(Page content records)
'''

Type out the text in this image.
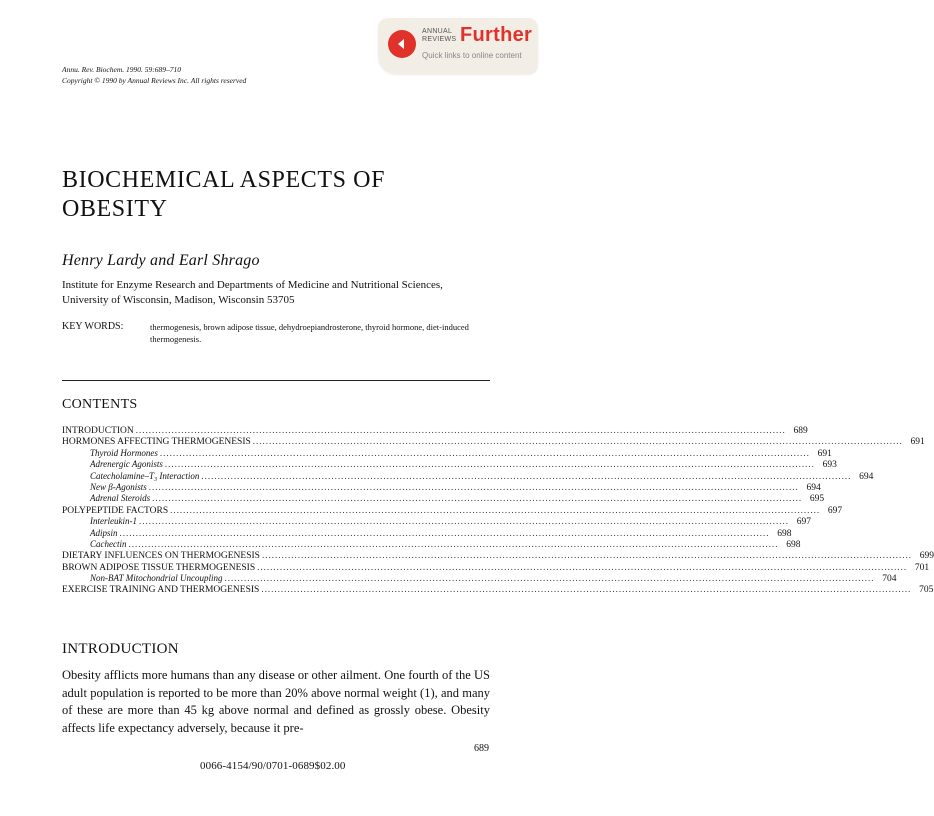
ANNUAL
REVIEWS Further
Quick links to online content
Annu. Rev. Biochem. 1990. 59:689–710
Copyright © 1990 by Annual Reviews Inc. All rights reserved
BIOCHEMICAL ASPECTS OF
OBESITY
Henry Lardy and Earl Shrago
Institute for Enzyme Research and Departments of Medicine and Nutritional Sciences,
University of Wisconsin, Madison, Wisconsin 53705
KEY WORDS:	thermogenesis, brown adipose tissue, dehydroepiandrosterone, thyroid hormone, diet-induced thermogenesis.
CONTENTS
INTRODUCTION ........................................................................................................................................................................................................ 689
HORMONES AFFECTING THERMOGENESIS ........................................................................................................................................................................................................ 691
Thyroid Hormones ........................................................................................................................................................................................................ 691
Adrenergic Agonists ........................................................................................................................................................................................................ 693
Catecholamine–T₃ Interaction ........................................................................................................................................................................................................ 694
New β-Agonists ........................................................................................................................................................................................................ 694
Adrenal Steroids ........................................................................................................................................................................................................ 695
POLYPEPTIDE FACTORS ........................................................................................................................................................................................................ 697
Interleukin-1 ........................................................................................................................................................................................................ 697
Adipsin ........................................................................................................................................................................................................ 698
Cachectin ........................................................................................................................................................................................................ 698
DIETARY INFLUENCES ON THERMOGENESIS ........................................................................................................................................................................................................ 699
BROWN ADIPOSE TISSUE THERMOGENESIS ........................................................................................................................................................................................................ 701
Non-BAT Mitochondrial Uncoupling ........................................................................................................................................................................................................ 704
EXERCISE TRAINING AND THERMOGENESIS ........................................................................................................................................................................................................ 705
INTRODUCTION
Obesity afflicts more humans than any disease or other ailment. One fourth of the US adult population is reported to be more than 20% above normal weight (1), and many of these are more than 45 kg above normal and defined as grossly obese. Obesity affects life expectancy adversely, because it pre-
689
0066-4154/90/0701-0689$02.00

'''
'''

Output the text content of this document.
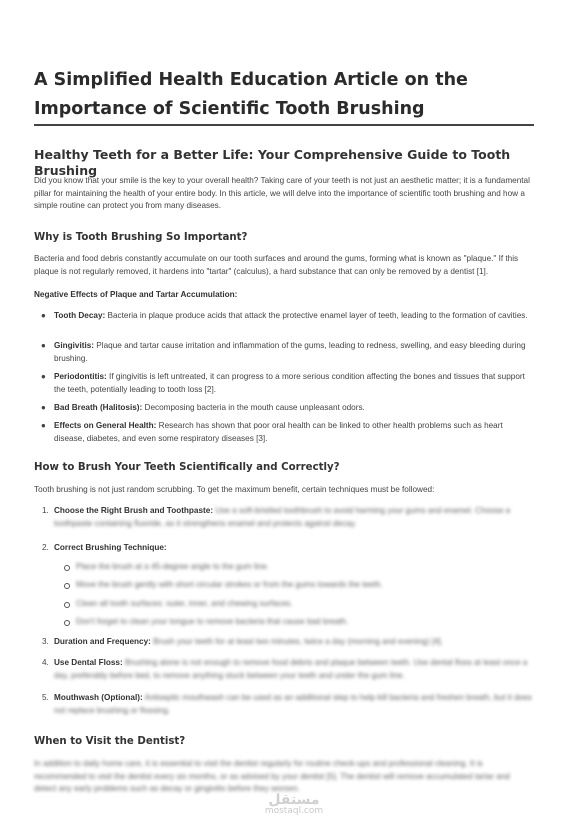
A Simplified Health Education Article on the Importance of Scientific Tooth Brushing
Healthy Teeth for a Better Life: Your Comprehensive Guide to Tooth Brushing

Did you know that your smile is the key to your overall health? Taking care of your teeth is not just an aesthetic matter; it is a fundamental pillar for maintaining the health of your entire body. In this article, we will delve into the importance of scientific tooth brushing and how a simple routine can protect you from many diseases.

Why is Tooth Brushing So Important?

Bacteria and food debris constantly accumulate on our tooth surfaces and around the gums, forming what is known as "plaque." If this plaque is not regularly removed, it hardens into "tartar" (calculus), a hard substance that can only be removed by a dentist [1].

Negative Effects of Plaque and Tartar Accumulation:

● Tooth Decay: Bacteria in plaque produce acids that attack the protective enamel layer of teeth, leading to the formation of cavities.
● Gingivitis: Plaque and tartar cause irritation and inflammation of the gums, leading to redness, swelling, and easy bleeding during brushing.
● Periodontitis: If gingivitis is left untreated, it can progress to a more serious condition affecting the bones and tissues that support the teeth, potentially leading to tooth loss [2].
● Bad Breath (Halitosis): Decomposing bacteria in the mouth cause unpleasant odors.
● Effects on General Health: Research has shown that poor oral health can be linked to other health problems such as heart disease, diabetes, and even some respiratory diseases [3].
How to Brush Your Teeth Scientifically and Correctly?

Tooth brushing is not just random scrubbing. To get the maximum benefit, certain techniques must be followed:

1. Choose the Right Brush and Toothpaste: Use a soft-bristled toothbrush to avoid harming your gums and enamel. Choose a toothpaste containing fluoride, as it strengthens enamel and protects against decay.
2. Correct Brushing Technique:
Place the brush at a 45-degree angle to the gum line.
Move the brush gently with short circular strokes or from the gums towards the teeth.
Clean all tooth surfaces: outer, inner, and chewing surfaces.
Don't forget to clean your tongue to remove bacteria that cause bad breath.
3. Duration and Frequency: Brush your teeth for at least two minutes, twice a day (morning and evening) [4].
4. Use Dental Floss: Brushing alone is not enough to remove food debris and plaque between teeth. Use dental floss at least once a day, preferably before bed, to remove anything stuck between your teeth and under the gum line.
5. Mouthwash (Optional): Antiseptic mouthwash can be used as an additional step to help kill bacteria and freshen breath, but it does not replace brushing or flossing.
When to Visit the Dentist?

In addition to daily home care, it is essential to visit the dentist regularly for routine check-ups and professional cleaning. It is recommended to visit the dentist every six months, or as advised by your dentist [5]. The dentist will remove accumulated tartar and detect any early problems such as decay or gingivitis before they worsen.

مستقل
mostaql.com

'''
'''

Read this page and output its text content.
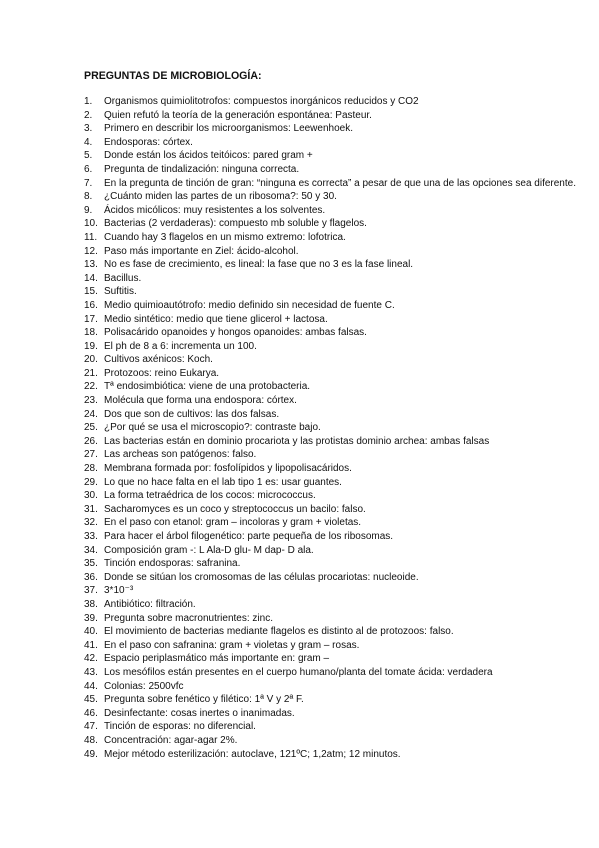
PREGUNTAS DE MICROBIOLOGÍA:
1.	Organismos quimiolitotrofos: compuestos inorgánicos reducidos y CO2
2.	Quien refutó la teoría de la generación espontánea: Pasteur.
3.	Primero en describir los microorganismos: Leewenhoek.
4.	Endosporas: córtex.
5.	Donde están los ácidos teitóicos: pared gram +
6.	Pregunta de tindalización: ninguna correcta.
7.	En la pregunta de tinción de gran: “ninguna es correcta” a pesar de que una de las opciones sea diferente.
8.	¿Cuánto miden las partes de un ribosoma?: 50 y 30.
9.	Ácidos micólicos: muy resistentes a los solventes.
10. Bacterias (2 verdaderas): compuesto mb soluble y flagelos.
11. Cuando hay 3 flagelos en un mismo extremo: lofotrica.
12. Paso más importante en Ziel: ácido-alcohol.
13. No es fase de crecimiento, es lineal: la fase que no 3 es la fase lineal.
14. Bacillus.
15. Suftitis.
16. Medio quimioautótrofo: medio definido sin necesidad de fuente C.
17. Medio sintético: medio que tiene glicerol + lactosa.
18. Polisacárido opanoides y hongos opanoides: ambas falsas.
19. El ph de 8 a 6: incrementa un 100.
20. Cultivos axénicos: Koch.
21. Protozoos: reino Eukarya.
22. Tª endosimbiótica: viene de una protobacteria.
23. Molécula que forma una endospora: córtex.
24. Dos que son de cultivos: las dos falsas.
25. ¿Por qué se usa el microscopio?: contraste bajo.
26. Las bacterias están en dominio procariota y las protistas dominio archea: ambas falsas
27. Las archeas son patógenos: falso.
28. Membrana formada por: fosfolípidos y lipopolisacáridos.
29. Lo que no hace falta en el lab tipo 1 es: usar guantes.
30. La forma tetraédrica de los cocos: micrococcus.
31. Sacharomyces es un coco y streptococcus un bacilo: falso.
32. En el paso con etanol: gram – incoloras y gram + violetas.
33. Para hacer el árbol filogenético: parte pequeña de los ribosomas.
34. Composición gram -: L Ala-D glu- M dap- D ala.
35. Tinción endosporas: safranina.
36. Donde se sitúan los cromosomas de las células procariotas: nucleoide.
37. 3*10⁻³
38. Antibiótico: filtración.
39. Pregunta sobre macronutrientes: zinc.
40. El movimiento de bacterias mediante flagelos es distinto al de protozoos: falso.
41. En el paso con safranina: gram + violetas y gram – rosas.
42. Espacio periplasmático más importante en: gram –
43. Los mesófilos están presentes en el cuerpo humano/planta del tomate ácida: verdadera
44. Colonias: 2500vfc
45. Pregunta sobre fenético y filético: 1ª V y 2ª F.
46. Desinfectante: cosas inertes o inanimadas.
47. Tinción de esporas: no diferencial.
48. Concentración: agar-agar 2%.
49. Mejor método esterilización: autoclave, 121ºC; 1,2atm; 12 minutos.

'''

Problem statement
Reproduce each line of the data containing the word "falsas".

Response
18. Polisacárido opanoides y hongos opanoides: ambas falsas.
24. Dos que son de cultivos: las dos falsas.
26. Las bacterias están en dominio procariota y las protistas dominio archea: ambas falsas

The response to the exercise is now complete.